[START Source material]

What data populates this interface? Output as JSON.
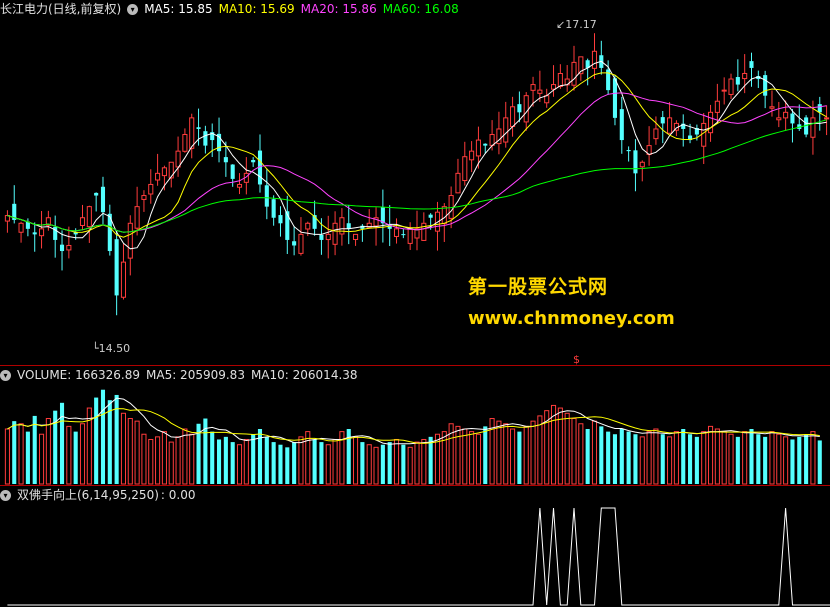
{
  "header": {
    "stock": "长江电力(日线,前复权)",
    "ma5": "MA5: 15.85",
    "ma10": "MA10: 15.69",
    "ma20": "MA20: 15.86",
    "ma60": "MA60: 16.08"
  },
  "volume_header": {
    "volume": "VOLUME: 166326.89",
    "ma5": "MA5: 205909.83",
    "ma10": "MA10: 206014.38"
  },
  "indicator_header": {
    "name": "双佛手向上(6,14,95,250)",
    "value": ": 0.00"
  },
  "watermark": {
    "cn": "第一股票公式网",
    "url": "www.chnmoney.com"
  },
  "annotations": {
    "high": "17.17",
    "low": "14.50",
    "marker": "$"
  },
  "colors": {
    "up": "#ff3c3c",
    "down": "#54ffff",
    "ma5": "#ffffff",
    "ma10": "#ffff00",
    "ma20": "#ff44ff",
    "ma60": "#00ff00",
    "divider": "#b00000",
    "watermark": "#ffd800"
  },
  "chart_data": [
    {
      "type": "candlestick",
      "title": "长江电力(日线,前复权)",
      "ylim": [
        14.3,
        17.4
      ],
      "series": [
        {
          "name": "MA5",
          "value": 15.85
        },
        {
          "name": "MA10",
          "value": 15.69
        },
        {
          "name": "MA20",
          "value": 15.86
        },
        {
          "name": "MA60",
          "value": 16.08
        }
      ],
      "close": [
        15.62,
        15.58,
        15.55,
        15.5,
        15.45,
        15.5,
        15.6,
        15.4,
        15.3,
        15.35,
        15.45,
        15.6,
        15.7,
        15.8,
        15.65,
        15.3,
        14.9,
        15.2,
        15.55,
        15.7,
        15.8,
        15.9,
        16.0,
        16.05,
        16.1,
        16.2,
        16.35,
        16.5,
        16.4,
        16.25,
        16.3,
        16.2,
        16.1,
        15.95,
        15.9,
        16.0,
        16.1,
        15.9,
        15.7,
        15.6,
        15.55,
        15.4,
        15.35,
        15.45,
        15.55,
        15.5,
        15.4,
        15.45,
        15.55,
        15.6,
        15.5,
        15.45,
        15.5,
        15.55,
        15.6,
        15.55,
        15.5,
        15.5,
        15.45,
        15.5,
        15.5,
        15.55,
        15.6,
        15.65,
        15.7,
        15.8,
        16.0,
        16.15,
        16.2,
        16.3,
        16.25,
        16.35,
        16.4,
        16.5,
        16.6,
        16.55,
        16.7,
        16.8,
        16.75,
        16.7,
        16.8,
        16.9,
        16.85,
        17.0,
        17.05,
        16.95,
        17.1,
        16.95,
        16.75,
        16.5,
        16.3,
        16.2,
        16.0,
        16.1,
        16.25,
        16.4,
        16.45,
        16.5,
        16.45,
        16.4,
        16.3,
        16.35,
        16.45,
        16.55,
        16.65,
        16.75,
        16.85,
        16.8,
        16.9,
        16.95,
        16.85,
        16.7,
        16.6,
        16.5,
        16.55,
        16.45,
        16.4,
        16.35,
        16.5,
        16.55,
        16.5
      ],
      "low_label": 14.5,
      "high_label": 17.17
    },
    {
      "type": "bar",
      "title": "VOLUME",
      "series": [
        {
          "name": "VOLUME",
          "value": 166326.89
        },
        {
          "name": "MA5",
          "value": 205909.83
        },
        {
          "name": "MA10",
          "value": 206014.38
        }
      ],
      "values": [
        210000,
        240000,
        230000,
        200000,
        260000,
        190000,
        250000,
        280000,
        310000,
        220000,
        200000,
        230000,
        290000,
        330000,
        360000,
        320000,
        340000,
        270000,
        250000,
        240000,
        190000,
        170000,
        180000,
        200000,
        160000,
        180000,
        210000,
        190000,
        230000,
        250000,
        200000,
        170000,
        180000,
        160000,
        150000,
        170000,
        190000,
        210000,
        180000,
        160000,
        150000,
        140000,
        160000,
        180000,
        200000,
        170000,
        160000,
        150000,
        170000,
        200000,
        210000,
        180000,
        160000,
        150000,
        140000,
        150000,
        160000,
        170000,
        150000,
        140000,
        160000,
        170000,
        180000,
        190000,
        200000,
        230000,
        220000,
        210000,
        200000,
        190000,
        220000,
        250000,
        240000,
        230000,
        210000,
        200000,
        220000,
        240000,
        260000,
        280000,
        300000,
        290000,
        270000,
        250000,
        230000,
        210000,
        240000,
        220000,
        200000,
        190000,
        210000,
        200000,
        190000,
        180000,
        200000,
        210000,
        190000,
        180000,
        200000,
        210000,
        190000,
        180000,
        200000,
        220000,
        210000,
        200000,
        190000,
        180000,
        200000,
        210000,
        190000,
        180000,
        200000,
        190000,
        180000,
        170000,
        180000,
        190000,
        200000,
        166326.89
      ]
    },
    {
      "type": "line",
      "title": "双佛手向上(6,14,95,250)",
      "values": [
        0,
        0,
        0,
        0,
        0,
        0,
        0,
        0,
        0,
        0,
        0,
        0,
        0,
        0,
        0,
        0,
        0,
        0,
        0,
        0,
        0,
        0,
        0,
        0,
        0,
        0,
        0,
        0,
        0,
        0,
        0,
        0,
        0,
        0,
        0,
        0,
        0,
        0,
        0,
        0,
        0,
        0,
        0,
        0,
        0,
        0,
        0,
        0,
        0,
        0,
        0,
        0,
        0,
        0,
        0,
        0,
        0,
        0,
        0,
        0,
        0,
        0,
        0,
        0,
        0,
        0,
        0,
        0,
        0,
        0,
        0,
        0,
        0,
        0,
        0,
        0,
        0,
        0,
        1,
        0,
        1,
        0,
        0,
        1,
        0,
        0,
        0,
        1,
        1,
        1,
        0,
        0,
        0,
        0,
        0,
        0,
        0,
        0,
        0,
        0,
        0,
        0,
        0,
        0,
        0,
        0,
        0,
        0,
        0,
        0,
        0,
        0,
        0,
        0,
        1,
        0,
        0,
        0,
        0,
        0,
        0,
        0,
        0
      ]
    }
  ]
}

[END Source material]

→ What to do
Transcribe the preceding listing in its entirety and with exact wording, leaving out pictures.

→ The completed task
What data populates this interface? Output as JSON.
{
  "header": {
    "stock": "长江电力(日线,前复权)",
    "ma5": "MA5: 15.85",
    "ma10": "MA10: 15.69",
    "ma20": "MA20: 15.86",
    "ma60": "MA60: 16.08"
  },
  "volume_header": {
    "volume": "VOLUME: 166326.89",
    "ma5": "MA5: 205909.83",
    "ma10": "MA10: 206014.38"
  },
  "indicator_header": {
    "name": "双佛手向上(6,14,95,250)",
    "value": ": 0.00"
  },
  "watermark": {
    "cn": "第一股票公式网",
    "url": "www.chnmoney.com"
  },
  "annotations": {
    "high": "17.17",
    "low": "14.50",
    "marker": "$"
  },
  "colors": {
    "up": "#ff3c3c",
    "down": "#54ffff",
    "ma5": "#ffffff",
    "ma10": "#ffff00",
    "ma20": "#ff44ff",
    "ma60": "#00ff00",
    "divider": "#b00000",
    "watermark": "#ffd800"
  },
  "chart_data": [
    {
      "type": "candlestick",
      "title": "长江电力(日线,前复权)",
      "ylim": [
        14.3,
        17.4
      ],
      "series": [
        {
          "name": "MA5",
          "value": 15.85
        },
        {
          "name": "MA10",
          "value": 15.69
        },
        {
          "name": "MA20",
          "value": 15.86
        },
        {
          "name": "MA60",
          "value": 16.08
        }
      ],
      "close": [
        15.62,
        15.58,
        15.55,
        15.5,
        15.45,
        15.5,
        15.6,
        15.4,
        15.3,
        15.35,
        15.45,
        15.6,
        15.7,
        15.8,
        15.65,
        15.3,
        14.9,
        15.2,
        15.55,
        15.7,
        15.8,
        15.9,
        16.0,
        16.05,
        16.1,
        16.2,
        16.35,
        16.5,
        16.4,
        16.25,
        16.3,
        16.2,
        16.1,
        15.95,
        15.9,
        16.0,
        16.1,
        15.9,
        15.7,
        15.6,
        15.55,
        15.4,
        15.35,
        15.45,
        15.55,
        15.5,
        15.4,
        15.45,
        15.55,
        15.6,
        15.5,
        15.45,
        15.5,
        15.55,
        15.6,
        15.55,
        15.5,
        15.5,
        15.45,
        15.5,
        15.5,
        15.55,
        15.6,
        15.65,
        15.7,
        15.8,
        16.0,
        16.15,
        16.2,
        16.3,
        16.25,
        16.35,
        16.4,
        16.5,
        16.6,
        16.55,
        16.7,
        16.8,
        16.75,
        16.7,
        16.8,
        16.9,
        16.85,
        17.0,
        17.05,
        16.95,
        17.1,
        16.95,
        16.75,
        16.5,
        16.3,
        16.2,
        16.0,
        16.1,
        16.25,
        16.4,
        16.45,
        16.5,
        16.45,
        16.4,
        16.3,
        16.35,
        16.45,
        16.55,
        16.65,
        16.75,
        16.85,
        16.8,
        16.9,
        16.95,
        16.85,
        16.7,
        16.6,
        16.5,
        16.55,
        16.45,
        16.4,
        16.35,
        16.5,
        16.55,
        16.5
      ],
      "low_label": 14.5,
      "high_label": 17.17
    },
    {
      "type": "bar",
      "title": "VOLUME",
      "series": [
        {
          "name": "VOLUME",
          "value": 166326.89
        },
        {
          "name": "MA5",
          "value": 205909.83
        },
        {
          "name": "MA10",
          "value": 206014.38
        }
      ],
      "values": [
        210000,
        240000,
        230000,
        200000,
        260000,
        190000,
        250000,
        280000,
        310000,
        220000,
        200000,
        230000,
        290000,
        330000,
        360000,
        320000,
        340000,
        270000,
        250000,
        240000,
        190000,
        170000,
        180000,
        200000,
        160000,
        180000,
        210000,
        190000,
        230000,
        250000,
        200000,
        170000,
        180000,
        160000,
        150000,
        170000,
        190000,
        210000,
        180000,
        160000,
        150000,
        140000,
        160000,
        180000,
        200000,
        170000,
        160000,
        150000,
        170000,
        200000,
        210000,
        180000,
        160000,
        150000,
        140000,
        150000,
        160000,
        170000,
        150000,
        140000,
        160000,
        170000,
        180000,
        190000,
        200000,
        230000,
        220000,
        210000,
        200000,
        190000,
        220000,
        250000,
        240000,
        230000,
        210000,
        200000,
        220000,
        240000,
        260000,
        280000,
        300000,
        290000,
        270000,
        250000,
        230000,
        210000,
        240000,
        220000,
        200000,
        190000,
        210000,
        200000,
        190000,
        180000,
        200000,
        210000,
        190000,
        180000,
        200000,
        210000,
        190000,
        180000,
        200000,
        220000,
        210000,
        200000,
        190000,
        180000,
        200000,
        210000,
        190000,
        180000,
        200000,
        190000,
        180000,
        170000,
        180000,
        190000,
        200000,
        166326.89
      ]
    },
    {
      "type": "line",
      "title": "双佛手向上(6,14,95,250)",
      "values": [
        0,
        0,
        0,
        0,
        0,
        0,
        0,
        0,
        0,
        0,
        0,
        0,
        0,
        0,
        0,
        0,
        0,
        0,
        0,
        0,
        0,
        0,
        0,
        0,
        0,
        0,
        0,
        0,
        0,
        0,
        0,
        0,
        0,
        0,
        0,
        0,
        0,
        0,
        0,
        0,
        0,
        0,
        0,
        0,
        0,
        0,
        0,
        0,
        0,
        0,
        0,
        0,
        0,
        0,
        0,
        0,
        0,
        0,
        0,
        0,
        0,
        0,
        0,
        0,
        0,
        0,
        0,
        0,
        0,
        0,
        0,
        0,
        0,
        0,
        0,
        0,
        0,
        0,
        1,
        0,
        1,
        0,
        0,
        1,
        0,
        0,
        0,
        1,
        1,
        1,
        0,
        0,
        0,
        0,
        0,
        0,
        0,
        0,
        0,
        0,
        0,
        0,
        0,
        0,
        0,
        0,
        0,
        0,
        0,
        0,
        0,
        0,
        0,
        0,
        1,
        0,
        0,
        0,
        0,
        0,
        0,
        0,
        0
      ]
    }
  ]
}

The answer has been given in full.